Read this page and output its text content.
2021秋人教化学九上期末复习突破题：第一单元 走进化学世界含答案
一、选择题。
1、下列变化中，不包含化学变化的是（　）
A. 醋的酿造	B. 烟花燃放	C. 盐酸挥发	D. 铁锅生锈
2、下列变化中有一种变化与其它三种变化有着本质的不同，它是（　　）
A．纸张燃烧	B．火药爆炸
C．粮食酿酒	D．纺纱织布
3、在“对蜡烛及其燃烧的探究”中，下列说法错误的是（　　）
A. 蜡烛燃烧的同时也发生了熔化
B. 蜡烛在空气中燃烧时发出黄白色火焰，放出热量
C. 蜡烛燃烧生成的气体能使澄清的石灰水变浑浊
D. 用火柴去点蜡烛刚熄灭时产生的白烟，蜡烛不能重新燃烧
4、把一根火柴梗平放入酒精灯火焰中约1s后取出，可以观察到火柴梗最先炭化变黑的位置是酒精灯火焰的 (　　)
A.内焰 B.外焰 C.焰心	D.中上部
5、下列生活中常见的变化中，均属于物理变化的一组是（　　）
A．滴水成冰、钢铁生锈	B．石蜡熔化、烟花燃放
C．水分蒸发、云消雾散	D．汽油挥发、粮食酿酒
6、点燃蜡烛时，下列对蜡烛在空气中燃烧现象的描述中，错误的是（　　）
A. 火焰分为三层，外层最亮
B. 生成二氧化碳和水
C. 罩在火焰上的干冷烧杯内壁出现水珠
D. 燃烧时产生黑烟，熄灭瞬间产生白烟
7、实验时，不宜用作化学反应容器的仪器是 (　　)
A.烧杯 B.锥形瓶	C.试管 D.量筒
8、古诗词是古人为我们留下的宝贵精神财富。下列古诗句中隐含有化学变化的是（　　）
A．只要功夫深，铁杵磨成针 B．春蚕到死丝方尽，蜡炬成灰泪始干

····················

GOAL | Repeat the records exactly, including every line.

SOLUTION |
Read this page and output its text content.
2021秋人教化学九上期末复习突破题：第一单元 走进化学世界含答案
一、选择题。
1、下列变化中，不包含化学变化的是（　）
A. 醋的酿造	B. 烟花燃放	C. 盐酸挥发	D. 铁锅生锈
2、下列变化中有一种变化与其它三种变化有着本质的不同，它是（　　）
A．纸张燃烧	B．火药爆炸
C．粮食酿酒	D．纺纱织布
3、在“对蜡烛及其燃烧的探究”中，下列说法错误的是（　　）
A. 蜡烛燃烧的同时也发生了熔化
B. 蜡烛在空气中燃烧时发出黄白色火焰，放出热量
C. 蜡烛燃烧生成的气体能使澄清的石灰水变浑浊
D. 用火柴去点蜡烛刚熄灭时产生的白烟，蜡烛不能重新燃烧
4、把一根火柴梗平放入酒精灯火焰中约1s后取出，可以观察到火柴梗最先炭化变黑的位置是酒精灯火焰的 (　　)
A.内焰 B.外焰 C.焰心	D.中上部
5、下列生活中常见的变化中，均属于物理变化的一组是（　　）
A．滴水成冰、钢铁生锈	B．石蜡熔化、烟花燃放
C．水分蒸发、云消雾散	D．汽油挥发、粮食酿酒
6、点燃蜡烛时，下列对蜡烛在空气中燃烧现象的描述中，错误的是（　　）
A. 火焰分为三层，外层最亮
B. 生成二氧化碳和水
C. 罩在火焰上的干冷烧杯内壁出现水珠
D. 燃烧时产生黑烟，熄灭瞬间产生白烟
7、实验时，不宜用作化学反应容器的仪器是 (　　)
A.烧杯 B.锥形瓶	C.试管 D.量筒
8、古诗词是古人为我们留下的宝贵精神财富。下列古诗句中隐含有化学变化的是（　　）
A．只要功夫深，铁杵磨成针 B．春蚕到死丝方尽，蜡炬成灰泪始干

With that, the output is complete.